## [Given instruction]
Leave out every picture, then transcribe the rest of the listing exactly.

[Dataset rows]
....................

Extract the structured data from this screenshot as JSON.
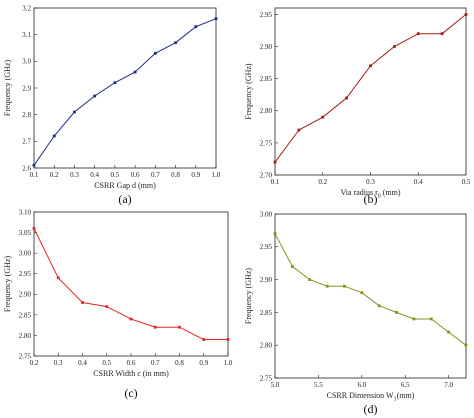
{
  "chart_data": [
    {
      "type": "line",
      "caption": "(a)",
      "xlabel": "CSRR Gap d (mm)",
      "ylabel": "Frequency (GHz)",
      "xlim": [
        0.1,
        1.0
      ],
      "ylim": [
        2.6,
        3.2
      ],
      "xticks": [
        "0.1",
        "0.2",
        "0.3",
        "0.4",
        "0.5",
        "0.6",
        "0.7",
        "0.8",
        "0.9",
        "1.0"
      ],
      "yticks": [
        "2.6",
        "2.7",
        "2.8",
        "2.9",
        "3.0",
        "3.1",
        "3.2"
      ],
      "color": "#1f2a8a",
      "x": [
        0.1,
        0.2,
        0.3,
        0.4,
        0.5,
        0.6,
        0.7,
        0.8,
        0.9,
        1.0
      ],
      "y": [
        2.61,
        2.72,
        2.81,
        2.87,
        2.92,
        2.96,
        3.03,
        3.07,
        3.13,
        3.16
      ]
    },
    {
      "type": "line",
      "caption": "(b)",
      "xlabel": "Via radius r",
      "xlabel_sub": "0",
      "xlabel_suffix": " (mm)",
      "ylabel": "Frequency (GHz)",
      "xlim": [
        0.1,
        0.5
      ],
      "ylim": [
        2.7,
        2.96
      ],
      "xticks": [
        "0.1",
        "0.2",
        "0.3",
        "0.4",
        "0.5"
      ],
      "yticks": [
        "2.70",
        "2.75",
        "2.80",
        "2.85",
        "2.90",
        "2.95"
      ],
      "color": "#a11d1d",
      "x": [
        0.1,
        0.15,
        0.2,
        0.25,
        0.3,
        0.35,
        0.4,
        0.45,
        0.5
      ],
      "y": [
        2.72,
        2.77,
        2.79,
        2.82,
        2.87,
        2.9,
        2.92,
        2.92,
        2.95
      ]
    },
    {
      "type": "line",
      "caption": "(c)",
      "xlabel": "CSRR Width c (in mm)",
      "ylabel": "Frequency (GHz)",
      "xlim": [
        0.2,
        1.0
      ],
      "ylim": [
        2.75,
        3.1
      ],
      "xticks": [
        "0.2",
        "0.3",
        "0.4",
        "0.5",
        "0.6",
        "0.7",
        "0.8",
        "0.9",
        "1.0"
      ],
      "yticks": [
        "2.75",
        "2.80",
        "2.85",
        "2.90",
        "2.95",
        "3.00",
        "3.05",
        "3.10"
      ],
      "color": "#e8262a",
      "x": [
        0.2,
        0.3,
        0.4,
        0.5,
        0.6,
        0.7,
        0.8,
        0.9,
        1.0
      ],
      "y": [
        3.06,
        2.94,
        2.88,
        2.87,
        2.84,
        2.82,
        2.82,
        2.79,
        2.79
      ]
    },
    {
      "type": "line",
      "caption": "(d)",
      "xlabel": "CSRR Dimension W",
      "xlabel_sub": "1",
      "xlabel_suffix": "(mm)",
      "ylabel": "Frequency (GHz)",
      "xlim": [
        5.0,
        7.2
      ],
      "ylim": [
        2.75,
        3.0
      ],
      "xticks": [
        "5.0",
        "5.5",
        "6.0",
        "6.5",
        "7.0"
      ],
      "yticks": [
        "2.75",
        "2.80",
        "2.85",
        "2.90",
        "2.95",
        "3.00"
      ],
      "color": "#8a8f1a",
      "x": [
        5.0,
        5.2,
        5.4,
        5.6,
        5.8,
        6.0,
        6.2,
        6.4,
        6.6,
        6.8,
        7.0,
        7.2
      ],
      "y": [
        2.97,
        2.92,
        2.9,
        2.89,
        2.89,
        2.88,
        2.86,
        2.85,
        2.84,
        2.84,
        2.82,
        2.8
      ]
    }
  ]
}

....................

## [Result for this task]
Extract the structured data from this screenshot as JSON.
{
  "chart_data": [
    {
      "type": "line",
      "caption": "(a)",
      "xlabel": "CSRR Gap d (mm)",
      "ylabel": "Frequency (GHz)",
      "xlim": [
        0.1,
        1.0
      ],
      "ylim": [
        2.6,
        3.2
      ],
      "xticks": [
        "0.1",
        "0.2",
        "0.3",
        "0.4",
        "0.5",
        "0.6",
        "0.7",
        "0.8",
        "0.9",
        "1.0"
      ],
      "yticks": [
        "2.6",
        "2.7",
        "2.8",
        "2.9",
        "3.0",
        "3.1",
        "3.2"
      ],
      "color": "#1f2a8a",
      "x": [
        0.1,
        0.2,
        0.3,
        0.4,
        0.5,
        0.6,
        0.7,
        0.8,
        0.9,
        1.0
      ],
      "y": [
        2.61,
        2.72,
        2.81,
        2.87,
        2.92,
        2.96,
        3.03,
        3.07,
        3.13,
        3.16
      ]
    },
    {
      "type": "line",
      "caption": "(b)",
      "xlabel": "Via radius r",
      "xlabel_sub": "0",
      "xlabel_suffix": " (mm)",
      "ylabel": "Frequency (GHz)",
      "xlim": [
        0.1,
        0.5
      ],
      "ylim": [
        2.7,
        2.96
      ],
      "xticks": [
        "0.1",
        "0.2",
        "0.3",
        "0.4",
        "0.5"
      ],
      "yticks": [
        "2.70",
        "2.75",
        "2.80",
        "2.85",
        "2.90",
        "2.95"
      ],
      "color": "#a11d1d",
      "x": [
        0.1,
        0.15,
        0.2,
        0.25,
        0.3,
        0.35,
        0.4,
        0.45,
        0.5
      ],
      "y": [
        2.72,
        2.77,
        2.79,
        2.82,
        2.87,
        2.9,
        2.92,
        2.92,
        2.95
      ]
    },
    {
      "type": "line",
      "caption": "(c)",
      "xlabel": "CSRR Width c (in mm)",
      "ylabel": "Frequency (GHz)",
      "xlim": [
        0.2,
        1.0
      ],
      "ylim": [
        2.75,
        3.1
      ],
      "xticks": [
        "0.2",
        "0.3",
        "0.4",
        "0.5",
        "0.6",
        "0.7",
        "0.8",
        "0.9",
        "1.0"
      ],
      "yticks": [
        "2.75",
        "2.80",
        "2.85",
        "2.90",
        "2.95",
        "3.00",
        "3.05",
        "3.10"
      ],
      "color": "#e8262a",
      "x": [
        0.2,
        0.3,
        0.4,
        0.5,
        0.6,
        0.7,
        0.8,
        0.9,
        1.0
      ],
      "y": [
        3.06,
        2.94,
        2.88,
        2.87,
        2.84,
        2.82,
        2.82,
        2.79,
        2.79
      ]
    },
    {
      "type": "line",
      "caption": "(d)",
      "xlabel": "CSRR Dimension W",
      "xlabel_sub": "1",
      "xlabel_suffix": "(mm)",
      "ylabel": "Frequency (GHz)",
      "xlim": [
        5.0,
        7.2
      ],
      "ylim": [
        2.75,
        3.0
      ],
      "xticks": [
        "5.0",
        "5.5",
        "6.0",
        "6.5",
        "7.0"
      ],
      "yticks": [
        "2.75",
        "2.80",
        "2.85",
        "2.90",
        "2.95",
        "3.00"
      ],
      "color": "#8a8f1a",
      "x": [
        5.0,
        5.2,
        5.4,
        5.6,
        5.8,
        6.0,
        6.2,
        6.4,
        6.6,
        6.8,
        7.0,
        7.2
      ],
      "y": [
        2.97,
        2.92,
        2.9,
        2.89,
        2.89,
        2.88,
        2.86,
        2.85,
        2.84,
        2.84,
        2.82,
        2.8
      ]
    }
  ]
}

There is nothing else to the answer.